* **TASK DIRECTIONS**: Print the whole listing exactly.

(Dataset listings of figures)
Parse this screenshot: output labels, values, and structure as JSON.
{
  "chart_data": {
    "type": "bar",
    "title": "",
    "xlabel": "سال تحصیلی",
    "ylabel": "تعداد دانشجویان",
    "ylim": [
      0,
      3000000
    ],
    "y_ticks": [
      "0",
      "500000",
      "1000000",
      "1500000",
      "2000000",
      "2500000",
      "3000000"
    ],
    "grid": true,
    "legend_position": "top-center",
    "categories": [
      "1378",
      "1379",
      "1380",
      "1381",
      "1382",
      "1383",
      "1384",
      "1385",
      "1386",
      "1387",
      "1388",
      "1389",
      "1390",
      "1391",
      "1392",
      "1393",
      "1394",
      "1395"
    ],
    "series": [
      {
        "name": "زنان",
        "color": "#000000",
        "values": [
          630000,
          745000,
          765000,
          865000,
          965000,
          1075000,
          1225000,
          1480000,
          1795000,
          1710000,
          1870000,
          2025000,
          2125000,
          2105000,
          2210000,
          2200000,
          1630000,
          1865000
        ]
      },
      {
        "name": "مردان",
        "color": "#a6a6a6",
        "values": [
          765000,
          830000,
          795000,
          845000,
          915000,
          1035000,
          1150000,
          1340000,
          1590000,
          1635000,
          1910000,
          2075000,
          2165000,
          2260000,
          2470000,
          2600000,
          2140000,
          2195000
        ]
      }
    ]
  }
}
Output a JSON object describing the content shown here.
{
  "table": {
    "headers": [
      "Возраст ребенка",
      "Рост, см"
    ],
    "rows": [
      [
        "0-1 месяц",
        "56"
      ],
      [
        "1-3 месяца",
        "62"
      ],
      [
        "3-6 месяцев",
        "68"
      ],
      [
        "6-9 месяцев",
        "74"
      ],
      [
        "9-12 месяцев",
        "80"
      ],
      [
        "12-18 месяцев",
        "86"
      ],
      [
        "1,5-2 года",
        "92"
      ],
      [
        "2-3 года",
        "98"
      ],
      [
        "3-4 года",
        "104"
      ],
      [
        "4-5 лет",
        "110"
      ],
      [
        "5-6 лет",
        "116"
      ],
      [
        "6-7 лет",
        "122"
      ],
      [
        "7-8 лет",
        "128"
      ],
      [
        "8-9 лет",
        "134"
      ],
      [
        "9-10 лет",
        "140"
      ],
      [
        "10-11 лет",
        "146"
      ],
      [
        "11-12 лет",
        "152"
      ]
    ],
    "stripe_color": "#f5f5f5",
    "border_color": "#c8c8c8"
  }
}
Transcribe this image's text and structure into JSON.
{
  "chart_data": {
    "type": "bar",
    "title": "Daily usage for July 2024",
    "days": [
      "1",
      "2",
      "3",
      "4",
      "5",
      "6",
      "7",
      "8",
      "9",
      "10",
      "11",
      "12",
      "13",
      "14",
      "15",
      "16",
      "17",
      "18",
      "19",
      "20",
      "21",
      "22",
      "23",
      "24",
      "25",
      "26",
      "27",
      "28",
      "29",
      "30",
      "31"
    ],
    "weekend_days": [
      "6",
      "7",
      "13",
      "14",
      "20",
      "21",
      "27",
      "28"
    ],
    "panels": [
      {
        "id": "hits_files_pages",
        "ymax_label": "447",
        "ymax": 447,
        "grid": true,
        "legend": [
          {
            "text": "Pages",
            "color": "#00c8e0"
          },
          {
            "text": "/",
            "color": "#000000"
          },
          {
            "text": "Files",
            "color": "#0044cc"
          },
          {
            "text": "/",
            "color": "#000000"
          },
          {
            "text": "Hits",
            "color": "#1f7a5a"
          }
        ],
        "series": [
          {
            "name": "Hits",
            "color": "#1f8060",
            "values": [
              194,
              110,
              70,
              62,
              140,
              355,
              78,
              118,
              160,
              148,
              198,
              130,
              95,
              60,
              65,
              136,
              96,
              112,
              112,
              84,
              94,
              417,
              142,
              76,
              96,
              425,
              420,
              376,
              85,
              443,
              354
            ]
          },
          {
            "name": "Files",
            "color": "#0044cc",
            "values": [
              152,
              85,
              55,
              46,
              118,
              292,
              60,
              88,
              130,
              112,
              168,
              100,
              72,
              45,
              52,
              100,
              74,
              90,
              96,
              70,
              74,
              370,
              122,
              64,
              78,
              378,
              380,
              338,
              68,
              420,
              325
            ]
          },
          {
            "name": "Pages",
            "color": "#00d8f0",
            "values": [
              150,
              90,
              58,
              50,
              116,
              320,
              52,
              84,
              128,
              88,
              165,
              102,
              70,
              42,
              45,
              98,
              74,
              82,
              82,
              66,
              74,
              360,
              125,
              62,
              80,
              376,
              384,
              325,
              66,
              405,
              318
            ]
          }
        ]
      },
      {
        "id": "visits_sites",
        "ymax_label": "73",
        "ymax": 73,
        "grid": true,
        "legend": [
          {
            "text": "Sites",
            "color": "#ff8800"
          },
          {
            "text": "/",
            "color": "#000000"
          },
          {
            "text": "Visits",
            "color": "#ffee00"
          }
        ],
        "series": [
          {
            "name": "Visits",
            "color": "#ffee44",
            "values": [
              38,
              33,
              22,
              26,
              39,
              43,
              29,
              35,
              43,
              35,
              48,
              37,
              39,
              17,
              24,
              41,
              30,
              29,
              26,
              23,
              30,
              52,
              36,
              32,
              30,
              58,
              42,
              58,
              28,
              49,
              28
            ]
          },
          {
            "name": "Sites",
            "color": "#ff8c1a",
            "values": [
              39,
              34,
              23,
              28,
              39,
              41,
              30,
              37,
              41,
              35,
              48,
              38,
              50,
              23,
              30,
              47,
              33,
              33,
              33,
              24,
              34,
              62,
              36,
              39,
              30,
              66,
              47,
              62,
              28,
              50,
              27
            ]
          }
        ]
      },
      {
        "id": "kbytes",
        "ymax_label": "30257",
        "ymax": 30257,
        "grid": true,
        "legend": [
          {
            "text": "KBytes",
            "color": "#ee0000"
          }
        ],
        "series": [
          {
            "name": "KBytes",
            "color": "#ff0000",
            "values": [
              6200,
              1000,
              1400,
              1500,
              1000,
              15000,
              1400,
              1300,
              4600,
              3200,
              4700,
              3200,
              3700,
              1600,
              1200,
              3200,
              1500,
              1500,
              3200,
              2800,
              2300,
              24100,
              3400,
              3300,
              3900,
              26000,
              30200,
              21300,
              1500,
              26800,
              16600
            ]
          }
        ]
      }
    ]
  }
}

* **WRITTEN RESPONSE**:
Parse this screenshot: output labels, values, and structure as JSON.
{
  "chart_data": {
    "type": "bar",
    "title": "",
    "xlabel": "سال تحصیلی",
    "ylabel": "تعداد دانشجویان",
    "ylim": [
      0,
      3000000
    ],
    "y_ticks": [
      "0",
      "500000",
      "1000000",
      "1500000",
      "2000000",
      "2500000",
      "3000000"
    ],
    "grid": true,
    "legend_position": "top-center",
    "categories": [
      "1378",
      "1379",
      "1380",
      "1381",
      "1382",
      "1383",
      "1384",
      "1385",
      "1386",
      "1387",
      "1388",
      "1389",
      "1390",
      "1391",
      "1392",
      "1393",
      "1394",
      "1395"
    ],
    "series": [
      {
        "name": "زنان",
        "color": "#000000",
        "values": [
          630000,
          745000,
          765000,
          865000,
          965000,
          1075000,
          1225000,
          1480000,
          1795000,
          1710000,
          1870000,
          2025000,
          2125000,
          2105000,
          2210000,
          2200000,
          1630000,
          1865000
        ]
      },
      {
        "name": "مردان",
        "color": "#a6a6a6",
        "values": [
          765000,
          830000,
          795000,
          845000,
          915000,
          1035000,
          1150000,
          1340000,
          1590000,
          1635000,
          1910000,
          2075000,
          2165000,
          2260000,
          2470000,
          2600000,
          2140000,
          2195000
        ]
      }
    ]
  }
}
Output a JSON object describing the content shown here.
{
  "table": {
    "headers": [
      "Возраст ребенка",
      "Рост, см"
    ],
    "rows": [
      [
        "0-1 месяц",
        "56"
      ],
      [
        "1-3 месяца",
        "62"
      ],
      [
        "3-6 месяцев",
        "68"
      ],
      [
        "6-9 месяцев",
        "74"
      ],
      [
        "9-12 месяцев",
        "80"
      ],
      [
        "12-18 месяцев",
        "86"
      ],
      [
        "1,5-2 года",
        "92"
      ],
      [
        "2-3 года",
        "98"
      ],
      [
        "3-4 года",
        "104"
      ],
      [
        "4-5 лет",
        "110"
      ],
      [
        "5-6 лет",
        "116"
      ],
      [
        "6-7 лет",
        "122"
      ],
      [
        "7-8 лет",
        "128"
      ],
      [
        "8-9 лет",
        "134"
      ],
      [
        "9-10 лет",
        "140"
      ],
      [
        "10-11 лет",
        "146"
      ],
      [
        "11-12 лет",
        "152"
      ]
    ],
    "stripe_color": "#f5f5f5",
    "border_color": "#c8c8c8"
  }
}
Transcribe this image's text and structure into JSON.
{
  "chart_data": {
    "type": "bar",
    "title": "Daily usage for July 2024",
    "days": [
      "1",
      "2",
      "3",
      "4",
      "5",
      "6",
      "7",
      "8",
      "9",
      "10",
      "11",
      "12",
      "13",
      "14",
      "15",
      "16",
      "17",
      "18",
      "19",
      "20",
      "21",
      "22",
      "23",
      "24",
      "25",
      "26",
      "27",
      "28",
      "29",
      "30",
      "31"
    ],
    "weekend_days": [
      "6",
      "7",
      "13",
      "14",
      "20",
      "21",
      "27",
      "28"
    ],
    "panels": [
      {
        "id": "hits_files_pages",
        "ymax_label": "447",
        "ymax": 447,
        "grid": true,
        "legend": [
          {
            "text": "Pages",
            "color": "#00c8e0"
          },
          {
            "text": "/",
            "color": "#000000"
          },
          {
            "text": "Files",
            "color": "#0044cc"
          },
          {
            "text": "/",
            "color": "#000000"
          },
          {
            "text": "Hits",
            "color": "#1f7a5a"
          }
        ],
        "series": [
          {
            "name": "Hits",
            "color": "#1f8060",
            "values": [
              194,
              110,
              70,
              62,
              140,
              355,
              78,
              118,
              160,
              148,
              198,
              130,
              95,
              60,
              65,
              136,
              96,
              112,
              112,
              84,
              94,
              417,
              142,
              76,
              96,
              425,
              420,
              376,
              85,
              443,
              354
            ]
          },
          {
            "name": "Files",
            "color": "#0044cc",
            "values": [
              152,
              85,
              55,
              46,
              118,
              292,
              60,
              88,
              130,
              112,
              168,
              100,
              72,
              45,
              52,
              100,
              74,
              90,
              96,
              70,
              74,
              370,
              122,
              64,
              78,
              378,
              380,
              338,
              68,
              420,
              325
            ]
          },
          {
            "name": "Pages",
            "color": "#00d8f0",
            "values": [
              150,
              90,
              58,
              50,
              116,
              320,
              52,
              84,
              128,
              88,
              165,
              102,
              70,
              42,
              45,
              98,
              74,
              82,
              82,
              66,
              74,
              360,
              125,
              62,
              80,
              376,
              384,
              325,
              66,
              405,
              318
            ]
          }
        ]
      },
      {
        "id": "visits_sites",
        "ymax_label": "73",
        "ymax": 73,
        "grid": true,
        "legend": [
          {
            "text": "Sites",
            "color": "#ff8800"
          },
          {
            "text": "/",
            "color": "#000000"
          },
          {
            "text": "Visits",
            "color": "#ffee00"
          }
        ],
        "series": [
          {
            "name": "Visits",
            "color": "#ffee44",
            "values": [
              38,
              33,
              22,
              26,
              39,
              43,
              29,
              35,
              43,
              35,
              48,
              37,
              39,
              17,
              24,
              41,
              30,
              29,
              26,
              23,
              30,
              52,
              36,
              32,
              30,
              58,
              42,
              58,
              28,
              49,
              28
            ]
          },
          {
            "name": "Sites",
            "color": "#ff8c1a",
            "values": [
              39,
              34,
              23,
              28,
              39,
              41,
              30,
              37,
              41,
              35,
              48,
              38,
              50,
              23,
              30,
              47,
              33,
              33,
              33,
              24,
              34,
              62,
              36,
              39,
              30,
              66,
              47,
              62,
              28,
              50,
              27
            ]
          }
        ]
      },
      {
        "id": "kbytes",
        "ymax_label": "30257",
        "ymax": 30257,
        "grid": true,
        "legend": [
          {
            "text": "KBytes",
            "color": "#ee0000"
          }
        ],
        "series": [
          {
            "name": "KBytes",
            "color": "#ff0000",
            "values": [
              6200,
              1000,
              1400,
              1500,
              1000,
              15000,
              1400,
              1300,
              4600,
              3200,
              4700,
              3200,
              3700,
              1600,
              1200,
              3200,
              1500,
              1500,
              3200,
              2800,
              2300,
              24100,
              3400,
              3300,
              3900,
              26000,
              30200,
              21300,
              1500,
              26800,
              16600
            ]
          }
        ]
      }
    ]
  }
}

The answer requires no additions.